■ YOUR INSTRUCTIONS: Each record must be reproduced exactly as it is shown.

** BEGIN PROVIDED MATERIAL **

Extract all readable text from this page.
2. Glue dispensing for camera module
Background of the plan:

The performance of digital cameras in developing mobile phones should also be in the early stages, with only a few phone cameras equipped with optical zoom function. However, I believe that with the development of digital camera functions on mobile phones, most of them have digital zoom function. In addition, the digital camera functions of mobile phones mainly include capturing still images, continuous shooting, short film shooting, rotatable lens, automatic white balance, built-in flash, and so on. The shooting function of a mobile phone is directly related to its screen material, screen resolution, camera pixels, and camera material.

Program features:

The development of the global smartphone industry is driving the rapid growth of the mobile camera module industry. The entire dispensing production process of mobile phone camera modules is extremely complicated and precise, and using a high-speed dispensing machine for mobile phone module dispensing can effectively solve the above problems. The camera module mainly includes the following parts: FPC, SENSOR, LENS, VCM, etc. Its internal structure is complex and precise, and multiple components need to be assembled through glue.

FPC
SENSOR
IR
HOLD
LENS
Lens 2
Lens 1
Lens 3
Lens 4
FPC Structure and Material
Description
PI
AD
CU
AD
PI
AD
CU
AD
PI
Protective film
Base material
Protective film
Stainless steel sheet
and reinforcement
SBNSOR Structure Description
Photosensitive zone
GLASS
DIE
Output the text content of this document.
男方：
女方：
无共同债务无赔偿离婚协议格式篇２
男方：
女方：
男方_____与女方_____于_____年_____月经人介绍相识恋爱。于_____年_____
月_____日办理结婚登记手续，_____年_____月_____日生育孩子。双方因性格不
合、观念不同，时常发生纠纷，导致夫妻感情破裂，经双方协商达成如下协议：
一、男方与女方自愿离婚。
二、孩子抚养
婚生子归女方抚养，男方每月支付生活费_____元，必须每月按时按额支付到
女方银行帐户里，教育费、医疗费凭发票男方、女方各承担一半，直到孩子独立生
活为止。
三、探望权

** END PROVIDED MATERIAL **

■ REPLY TO THE TASK:
Extract all readable text from this page.
2. Glue dispensing for camera module
Background of the plan:

The performance of digital cameras in developing mobile phones should also be in the early stages, with only a few phone cameras equipped with optical zoom function. However, I believe that with the development of digital camera functions on mobile phones, most of them have digital zoom function. In addition, the digital camera functions of mobile phones mainly include capturing still images, continuous shooting, short film shooting, rotatable lens, automatic white balance, built-in flash, and so on. The shooting function of a mobile phone is directly related to its screen material, screen resolution, camera pixels, and camera material.

Program features:

The development of the global smartphone industry is driving the rapid growth of the mobile camera module industry. The entire dispensing production process of mobile phone camera modules is extremely complicated and precise, and using a high-speed dispensing machine for mobile phone module dispensing can effectively solve the above problems. The camera module mainly includes the following parts: FPC, SENSOR, LENS, VCM, etc. Its internal structure is complex and precise, and multiple components need to be assembled through glue.

FPC
SENSOR
IR
HOLD
LENS
Lens 2
Lens 1
Lens 3
Lens 4
FPC Structure and Material
Description
PI
AD
CU
AD
PI
AD
CU
AD
PI
Protective film
Base material
Protective film
Stainless steel sheet
and reinforcement
SBNSOR Structure Description
Photosensitive zone
GLASS
DIE
Output the text content of this document.
男方：
女方：
无共同债务无赔偿离婚协议格式篇２
男方：
女方：
男方_____与女方_____于_____年_____月经人介绍相识恋爱。于_____年_____
月_____日办理结婚登记手续，_____年_____月_____日生育孩子。双方因性格不
合、观念不同，时常发生纠纷，导致夫妻感情破裂，经双方协商达成如下协议：
一、男方与女方自愿离婚。
二、孩子抚养
婚生子归女方抚养，男方每月支付生活费_____元，必须每月按时按额支付到
女方银行帐户里，教育费、医疗费凭发票男方、女方各承担一半，直到孩子独立生
活为止。
三、探望权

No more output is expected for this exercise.